● The problem: Can you pull out each line of the data below that includes the word "What"?

● Stored data:
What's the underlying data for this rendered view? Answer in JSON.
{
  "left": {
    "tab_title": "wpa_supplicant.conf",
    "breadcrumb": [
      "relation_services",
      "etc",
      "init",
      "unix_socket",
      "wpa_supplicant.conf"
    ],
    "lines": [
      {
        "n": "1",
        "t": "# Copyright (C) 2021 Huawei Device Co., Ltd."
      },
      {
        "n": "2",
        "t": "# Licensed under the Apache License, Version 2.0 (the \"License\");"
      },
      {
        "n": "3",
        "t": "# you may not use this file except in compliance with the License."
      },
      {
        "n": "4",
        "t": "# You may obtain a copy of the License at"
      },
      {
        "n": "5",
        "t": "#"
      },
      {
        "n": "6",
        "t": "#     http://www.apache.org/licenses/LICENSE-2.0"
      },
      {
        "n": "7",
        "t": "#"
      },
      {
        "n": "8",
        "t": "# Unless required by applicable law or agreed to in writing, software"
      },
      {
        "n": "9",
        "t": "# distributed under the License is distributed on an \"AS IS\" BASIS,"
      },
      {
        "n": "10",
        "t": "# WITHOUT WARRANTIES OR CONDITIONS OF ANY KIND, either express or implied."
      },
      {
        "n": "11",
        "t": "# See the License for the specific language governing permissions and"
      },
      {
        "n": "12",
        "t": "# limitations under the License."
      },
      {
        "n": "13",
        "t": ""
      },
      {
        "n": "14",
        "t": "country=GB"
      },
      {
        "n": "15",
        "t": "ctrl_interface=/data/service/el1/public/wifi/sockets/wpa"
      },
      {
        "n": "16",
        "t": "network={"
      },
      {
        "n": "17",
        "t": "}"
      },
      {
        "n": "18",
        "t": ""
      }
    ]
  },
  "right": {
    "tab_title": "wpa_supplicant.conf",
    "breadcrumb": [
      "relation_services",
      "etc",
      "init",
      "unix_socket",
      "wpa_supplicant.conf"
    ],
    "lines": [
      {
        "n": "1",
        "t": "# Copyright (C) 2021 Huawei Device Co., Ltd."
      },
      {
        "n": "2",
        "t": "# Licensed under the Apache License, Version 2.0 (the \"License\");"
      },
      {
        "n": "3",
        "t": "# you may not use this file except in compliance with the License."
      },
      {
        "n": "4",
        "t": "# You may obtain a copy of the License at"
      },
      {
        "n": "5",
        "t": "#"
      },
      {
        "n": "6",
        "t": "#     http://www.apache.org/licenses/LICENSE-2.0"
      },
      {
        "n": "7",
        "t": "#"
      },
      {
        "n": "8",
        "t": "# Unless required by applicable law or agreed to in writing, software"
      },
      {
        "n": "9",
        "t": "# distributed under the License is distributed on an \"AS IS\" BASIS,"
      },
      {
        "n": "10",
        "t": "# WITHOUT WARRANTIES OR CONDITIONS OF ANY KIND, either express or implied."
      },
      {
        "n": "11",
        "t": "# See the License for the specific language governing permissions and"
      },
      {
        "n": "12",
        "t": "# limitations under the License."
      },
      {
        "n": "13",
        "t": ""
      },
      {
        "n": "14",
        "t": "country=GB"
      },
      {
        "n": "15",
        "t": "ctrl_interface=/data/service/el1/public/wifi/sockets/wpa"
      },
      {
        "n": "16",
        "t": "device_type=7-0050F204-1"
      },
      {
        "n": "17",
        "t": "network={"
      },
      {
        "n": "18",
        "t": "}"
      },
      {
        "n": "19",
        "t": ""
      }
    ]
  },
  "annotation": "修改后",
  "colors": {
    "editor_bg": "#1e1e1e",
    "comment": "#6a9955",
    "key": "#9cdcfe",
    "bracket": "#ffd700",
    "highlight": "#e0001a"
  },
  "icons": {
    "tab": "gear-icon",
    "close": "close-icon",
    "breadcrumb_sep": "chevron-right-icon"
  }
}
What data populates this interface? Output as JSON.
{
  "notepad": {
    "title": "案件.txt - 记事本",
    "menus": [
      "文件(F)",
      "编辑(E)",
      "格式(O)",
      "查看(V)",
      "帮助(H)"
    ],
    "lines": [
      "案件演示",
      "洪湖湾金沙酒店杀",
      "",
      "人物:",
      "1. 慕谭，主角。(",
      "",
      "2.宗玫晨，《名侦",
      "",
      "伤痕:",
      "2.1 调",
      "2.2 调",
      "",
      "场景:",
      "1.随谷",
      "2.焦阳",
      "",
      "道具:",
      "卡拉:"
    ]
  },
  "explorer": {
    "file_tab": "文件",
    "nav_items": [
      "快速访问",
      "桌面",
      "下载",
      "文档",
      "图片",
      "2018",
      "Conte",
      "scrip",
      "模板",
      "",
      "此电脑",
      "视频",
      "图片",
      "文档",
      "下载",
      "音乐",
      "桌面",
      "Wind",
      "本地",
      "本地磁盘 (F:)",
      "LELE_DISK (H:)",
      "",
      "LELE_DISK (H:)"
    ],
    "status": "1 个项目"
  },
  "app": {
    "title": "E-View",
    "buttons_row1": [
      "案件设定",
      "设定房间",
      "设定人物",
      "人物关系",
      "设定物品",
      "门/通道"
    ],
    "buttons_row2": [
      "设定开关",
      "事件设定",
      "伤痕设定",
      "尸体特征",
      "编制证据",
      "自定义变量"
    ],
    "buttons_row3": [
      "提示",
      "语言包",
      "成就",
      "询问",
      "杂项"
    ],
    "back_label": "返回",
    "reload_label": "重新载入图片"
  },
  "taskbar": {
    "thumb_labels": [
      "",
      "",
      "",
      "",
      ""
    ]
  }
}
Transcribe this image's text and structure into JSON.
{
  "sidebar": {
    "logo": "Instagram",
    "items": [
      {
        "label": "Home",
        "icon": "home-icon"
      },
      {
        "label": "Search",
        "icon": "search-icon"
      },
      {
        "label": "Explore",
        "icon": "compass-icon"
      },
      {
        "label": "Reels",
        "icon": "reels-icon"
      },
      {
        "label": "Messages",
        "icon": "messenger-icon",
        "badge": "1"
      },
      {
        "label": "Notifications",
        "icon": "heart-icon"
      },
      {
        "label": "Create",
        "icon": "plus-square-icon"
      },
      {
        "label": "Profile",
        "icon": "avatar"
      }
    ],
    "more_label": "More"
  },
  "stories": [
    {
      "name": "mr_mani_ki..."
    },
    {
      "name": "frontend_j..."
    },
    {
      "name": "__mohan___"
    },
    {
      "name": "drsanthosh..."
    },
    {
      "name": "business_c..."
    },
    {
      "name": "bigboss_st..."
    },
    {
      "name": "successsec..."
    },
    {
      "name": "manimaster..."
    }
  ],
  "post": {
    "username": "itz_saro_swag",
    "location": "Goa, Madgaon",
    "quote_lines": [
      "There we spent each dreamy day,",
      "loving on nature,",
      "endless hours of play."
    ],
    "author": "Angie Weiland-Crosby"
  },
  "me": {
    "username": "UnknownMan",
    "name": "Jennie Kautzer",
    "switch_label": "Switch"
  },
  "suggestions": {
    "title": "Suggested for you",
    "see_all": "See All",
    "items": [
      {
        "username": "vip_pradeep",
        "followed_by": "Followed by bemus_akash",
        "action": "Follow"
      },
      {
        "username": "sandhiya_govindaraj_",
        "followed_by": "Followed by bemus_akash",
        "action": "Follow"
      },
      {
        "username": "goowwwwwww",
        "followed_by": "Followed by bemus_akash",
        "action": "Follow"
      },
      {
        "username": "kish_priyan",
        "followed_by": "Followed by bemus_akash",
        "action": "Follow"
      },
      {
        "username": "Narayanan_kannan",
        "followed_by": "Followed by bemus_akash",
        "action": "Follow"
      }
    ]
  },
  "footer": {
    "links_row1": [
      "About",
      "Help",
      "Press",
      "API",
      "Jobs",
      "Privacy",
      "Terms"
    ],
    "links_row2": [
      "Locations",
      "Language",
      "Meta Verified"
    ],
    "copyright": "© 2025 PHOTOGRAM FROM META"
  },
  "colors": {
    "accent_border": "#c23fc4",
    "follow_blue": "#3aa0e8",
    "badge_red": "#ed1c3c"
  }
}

● Full output:
What's the underlying data for this rendered view? Answer in JSON.
What data populates this interface? Output as JSON.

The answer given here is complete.